Your goal: Locate the word "Auckland" in the data below, then copy every line that holds it.

Data for processing:
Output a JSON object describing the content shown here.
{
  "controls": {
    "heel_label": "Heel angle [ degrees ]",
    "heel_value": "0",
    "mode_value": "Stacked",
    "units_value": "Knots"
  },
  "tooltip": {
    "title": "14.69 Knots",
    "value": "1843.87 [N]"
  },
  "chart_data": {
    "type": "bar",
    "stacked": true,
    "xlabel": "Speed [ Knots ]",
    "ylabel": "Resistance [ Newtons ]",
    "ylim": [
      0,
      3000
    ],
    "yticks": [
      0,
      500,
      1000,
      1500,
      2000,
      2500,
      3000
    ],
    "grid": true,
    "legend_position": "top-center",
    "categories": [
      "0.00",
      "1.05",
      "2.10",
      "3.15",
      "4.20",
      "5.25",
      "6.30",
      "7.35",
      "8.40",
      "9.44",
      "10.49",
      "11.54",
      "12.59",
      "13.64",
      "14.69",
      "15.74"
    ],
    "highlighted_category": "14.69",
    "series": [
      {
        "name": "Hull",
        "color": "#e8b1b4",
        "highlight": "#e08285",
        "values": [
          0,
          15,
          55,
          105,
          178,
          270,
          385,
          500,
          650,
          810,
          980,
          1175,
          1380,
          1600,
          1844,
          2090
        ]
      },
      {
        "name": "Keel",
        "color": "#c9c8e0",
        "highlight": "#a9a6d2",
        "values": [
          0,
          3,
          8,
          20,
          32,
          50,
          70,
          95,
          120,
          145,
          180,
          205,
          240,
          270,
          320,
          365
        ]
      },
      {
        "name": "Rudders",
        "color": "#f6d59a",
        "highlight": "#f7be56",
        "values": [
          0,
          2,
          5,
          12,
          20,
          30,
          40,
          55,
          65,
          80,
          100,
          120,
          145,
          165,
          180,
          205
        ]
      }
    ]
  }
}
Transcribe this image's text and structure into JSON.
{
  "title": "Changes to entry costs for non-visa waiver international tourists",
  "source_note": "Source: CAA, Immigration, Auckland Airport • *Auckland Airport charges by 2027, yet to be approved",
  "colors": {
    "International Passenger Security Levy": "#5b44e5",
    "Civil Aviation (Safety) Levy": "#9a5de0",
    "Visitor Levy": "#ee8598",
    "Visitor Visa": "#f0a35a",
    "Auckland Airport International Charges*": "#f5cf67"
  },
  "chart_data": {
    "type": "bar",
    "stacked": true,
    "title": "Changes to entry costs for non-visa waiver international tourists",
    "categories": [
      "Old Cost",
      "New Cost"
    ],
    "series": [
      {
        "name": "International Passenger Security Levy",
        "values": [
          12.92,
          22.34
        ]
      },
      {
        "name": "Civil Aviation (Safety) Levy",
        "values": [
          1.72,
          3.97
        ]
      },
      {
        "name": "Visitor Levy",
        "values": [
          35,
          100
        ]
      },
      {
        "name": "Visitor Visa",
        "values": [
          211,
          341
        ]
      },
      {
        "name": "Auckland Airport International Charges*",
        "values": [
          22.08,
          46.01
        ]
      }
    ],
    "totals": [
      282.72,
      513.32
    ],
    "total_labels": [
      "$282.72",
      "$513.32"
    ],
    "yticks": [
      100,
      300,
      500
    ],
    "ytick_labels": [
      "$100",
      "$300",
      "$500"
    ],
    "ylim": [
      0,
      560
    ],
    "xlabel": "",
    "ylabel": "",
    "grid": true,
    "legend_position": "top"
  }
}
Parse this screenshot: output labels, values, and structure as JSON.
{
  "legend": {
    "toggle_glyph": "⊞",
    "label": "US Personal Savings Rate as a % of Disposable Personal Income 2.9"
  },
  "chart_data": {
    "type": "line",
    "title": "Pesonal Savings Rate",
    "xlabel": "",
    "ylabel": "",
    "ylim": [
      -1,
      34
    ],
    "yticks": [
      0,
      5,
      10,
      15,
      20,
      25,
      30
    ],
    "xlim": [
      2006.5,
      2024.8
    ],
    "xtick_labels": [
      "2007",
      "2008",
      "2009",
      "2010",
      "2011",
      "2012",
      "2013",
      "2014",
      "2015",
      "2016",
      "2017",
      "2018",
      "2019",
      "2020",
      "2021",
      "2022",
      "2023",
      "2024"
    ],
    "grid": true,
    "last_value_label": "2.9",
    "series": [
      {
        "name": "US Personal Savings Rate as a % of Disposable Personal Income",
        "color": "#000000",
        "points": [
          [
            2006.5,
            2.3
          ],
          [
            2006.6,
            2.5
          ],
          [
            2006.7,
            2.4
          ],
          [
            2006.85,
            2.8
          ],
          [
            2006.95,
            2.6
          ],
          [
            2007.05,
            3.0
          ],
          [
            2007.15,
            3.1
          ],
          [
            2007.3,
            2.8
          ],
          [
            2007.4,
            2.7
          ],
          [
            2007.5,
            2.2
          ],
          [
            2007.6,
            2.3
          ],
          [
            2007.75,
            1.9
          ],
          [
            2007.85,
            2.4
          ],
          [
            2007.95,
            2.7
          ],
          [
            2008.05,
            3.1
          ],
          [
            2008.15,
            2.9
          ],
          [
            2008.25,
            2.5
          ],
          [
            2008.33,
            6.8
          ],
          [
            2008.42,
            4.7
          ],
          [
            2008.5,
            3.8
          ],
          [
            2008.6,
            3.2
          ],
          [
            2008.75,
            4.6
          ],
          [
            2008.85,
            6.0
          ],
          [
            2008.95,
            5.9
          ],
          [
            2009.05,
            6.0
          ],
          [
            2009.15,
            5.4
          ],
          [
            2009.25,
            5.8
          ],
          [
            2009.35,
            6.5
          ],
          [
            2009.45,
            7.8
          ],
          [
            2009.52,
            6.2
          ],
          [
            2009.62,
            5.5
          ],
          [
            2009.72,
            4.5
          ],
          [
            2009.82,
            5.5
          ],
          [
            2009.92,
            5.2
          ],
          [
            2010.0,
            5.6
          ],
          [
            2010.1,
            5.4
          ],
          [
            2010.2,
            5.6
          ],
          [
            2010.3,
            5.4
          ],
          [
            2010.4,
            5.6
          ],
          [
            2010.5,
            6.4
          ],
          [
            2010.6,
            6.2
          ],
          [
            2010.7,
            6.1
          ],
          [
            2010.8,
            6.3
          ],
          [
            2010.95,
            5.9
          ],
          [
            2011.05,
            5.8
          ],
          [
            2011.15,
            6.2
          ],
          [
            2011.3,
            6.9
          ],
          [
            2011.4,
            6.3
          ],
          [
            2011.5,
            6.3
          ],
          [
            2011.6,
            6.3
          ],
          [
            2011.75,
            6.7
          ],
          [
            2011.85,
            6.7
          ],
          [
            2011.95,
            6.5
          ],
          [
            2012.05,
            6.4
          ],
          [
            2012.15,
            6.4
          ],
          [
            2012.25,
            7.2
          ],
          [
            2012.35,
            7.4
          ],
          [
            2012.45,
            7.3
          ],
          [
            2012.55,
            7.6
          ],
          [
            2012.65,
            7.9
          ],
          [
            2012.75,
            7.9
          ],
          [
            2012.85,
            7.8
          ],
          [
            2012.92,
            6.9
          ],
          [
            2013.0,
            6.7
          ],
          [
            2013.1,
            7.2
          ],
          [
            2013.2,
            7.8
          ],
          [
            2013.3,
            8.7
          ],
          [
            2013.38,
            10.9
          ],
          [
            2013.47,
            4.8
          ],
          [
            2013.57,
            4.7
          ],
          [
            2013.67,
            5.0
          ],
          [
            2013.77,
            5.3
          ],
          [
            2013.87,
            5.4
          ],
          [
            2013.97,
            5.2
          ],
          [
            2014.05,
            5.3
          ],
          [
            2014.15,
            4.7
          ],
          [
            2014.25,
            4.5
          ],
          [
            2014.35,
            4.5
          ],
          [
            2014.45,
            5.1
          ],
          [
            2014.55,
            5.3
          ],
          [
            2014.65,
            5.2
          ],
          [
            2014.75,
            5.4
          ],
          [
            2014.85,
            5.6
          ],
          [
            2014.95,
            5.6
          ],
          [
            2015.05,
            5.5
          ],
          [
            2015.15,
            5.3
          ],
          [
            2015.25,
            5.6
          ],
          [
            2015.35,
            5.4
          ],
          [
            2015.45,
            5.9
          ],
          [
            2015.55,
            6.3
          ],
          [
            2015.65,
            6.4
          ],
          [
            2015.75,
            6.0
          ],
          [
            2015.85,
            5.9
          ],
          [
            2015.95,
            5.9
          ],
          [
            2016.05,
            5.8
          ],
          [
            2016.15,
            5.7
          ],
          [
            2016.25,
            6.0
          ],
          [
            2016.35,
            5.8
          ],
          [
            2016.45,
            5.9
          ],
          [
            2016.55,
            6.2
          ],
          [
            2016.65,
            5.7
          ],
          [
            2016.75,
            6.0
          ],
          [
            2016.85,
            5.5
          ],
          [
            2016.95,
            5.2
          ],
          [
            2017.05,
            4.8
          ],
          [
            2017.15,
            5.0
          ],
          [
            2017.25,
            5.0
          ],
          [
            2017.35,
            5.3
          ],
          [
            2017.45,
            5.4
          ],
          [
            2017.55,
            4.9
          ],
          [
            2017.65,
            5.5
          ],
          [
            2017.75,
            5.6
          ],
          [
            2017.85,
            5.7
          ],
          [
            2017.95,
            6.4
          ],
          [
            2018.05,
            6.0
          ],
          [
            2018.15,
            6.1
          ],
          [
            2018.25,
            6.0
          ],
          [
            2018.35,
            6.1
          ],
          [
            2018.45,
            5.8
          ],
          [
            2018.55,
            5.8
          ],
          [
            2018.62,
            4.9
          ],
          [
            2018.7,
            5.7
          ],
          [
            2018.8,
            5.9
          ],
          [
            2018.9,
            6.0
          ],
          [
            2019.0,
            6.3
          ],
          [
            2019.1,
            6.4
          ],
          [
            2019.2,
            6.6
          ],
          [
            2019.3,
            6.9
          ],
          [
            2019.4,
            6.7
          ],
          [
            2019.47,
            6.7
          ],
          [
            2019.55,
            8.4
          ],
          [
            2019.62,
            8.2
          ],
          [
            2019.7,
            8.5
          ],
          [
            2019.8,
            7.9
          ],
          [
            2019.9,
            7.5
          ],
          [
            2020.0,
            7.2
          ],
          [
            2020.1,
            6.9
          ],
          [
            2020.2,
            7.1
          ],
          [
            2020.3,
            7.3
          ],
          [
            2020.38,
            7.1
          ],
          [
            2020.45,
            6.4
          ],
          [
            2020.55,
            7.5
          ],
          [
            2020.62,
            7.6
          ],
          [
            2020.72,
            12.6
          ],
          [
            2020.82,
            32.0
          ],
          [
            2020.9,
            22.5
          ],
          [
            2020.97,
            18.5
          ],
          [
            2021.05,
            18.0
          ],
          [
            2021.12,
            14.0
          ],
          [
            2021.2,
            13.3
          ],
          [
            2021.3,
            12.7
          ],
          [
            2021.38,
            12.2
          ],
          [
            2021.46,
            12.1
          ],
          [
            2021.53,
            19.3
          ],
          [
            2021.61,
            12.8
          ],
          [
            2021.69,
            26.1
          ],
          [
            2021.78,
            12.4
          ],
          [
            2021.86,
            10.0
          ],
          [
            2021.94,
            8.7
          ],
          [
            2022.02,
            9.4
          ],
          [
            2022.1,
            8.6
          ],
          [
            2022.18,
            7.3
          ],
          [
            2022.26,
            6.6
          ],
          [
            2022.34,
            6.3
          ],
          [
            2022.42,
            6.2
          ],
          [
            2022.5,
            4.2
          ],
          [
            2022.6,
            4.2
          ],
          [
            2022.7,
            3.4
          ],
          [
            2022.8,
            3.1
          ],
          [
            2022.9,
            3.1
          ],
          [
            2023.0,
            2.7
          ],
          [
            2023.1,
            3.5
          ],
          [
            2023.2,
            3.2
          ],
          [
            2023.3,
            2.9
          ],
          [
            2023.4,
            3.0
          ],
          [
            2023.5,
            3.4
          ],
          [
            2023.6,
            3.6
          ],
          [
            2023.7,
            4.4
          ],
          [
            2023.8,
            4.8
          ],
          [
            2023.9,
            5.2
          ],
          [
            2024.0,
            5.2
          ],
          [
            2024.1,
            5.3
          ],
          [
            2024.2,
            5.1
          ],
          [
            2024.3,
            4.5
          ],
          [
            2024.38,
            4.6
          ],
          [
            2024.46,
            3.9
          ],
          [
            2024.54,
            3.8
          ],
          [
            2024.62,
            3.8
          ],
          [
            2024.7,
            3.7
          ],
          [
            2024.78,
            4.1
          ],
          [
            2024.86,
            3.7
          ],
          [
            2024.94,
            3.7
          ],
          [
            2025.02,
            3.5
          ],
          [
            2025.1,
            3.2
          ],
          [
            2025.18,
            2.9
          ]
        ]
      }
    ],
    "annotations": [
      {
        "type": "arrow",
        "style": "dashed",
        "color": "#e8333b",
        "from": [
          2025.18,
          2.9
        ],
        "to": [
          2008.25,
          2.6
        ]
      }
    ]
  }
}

Result for this exercise:
  "source_note": "Source: CAA, Immigration, Auckland Airport • *Auckland Airport charges by 2027, yet to be approved",
    "Auckland Airport International Charges*": "#f5cf67"
        "name": "Auckland Airport International Charges*",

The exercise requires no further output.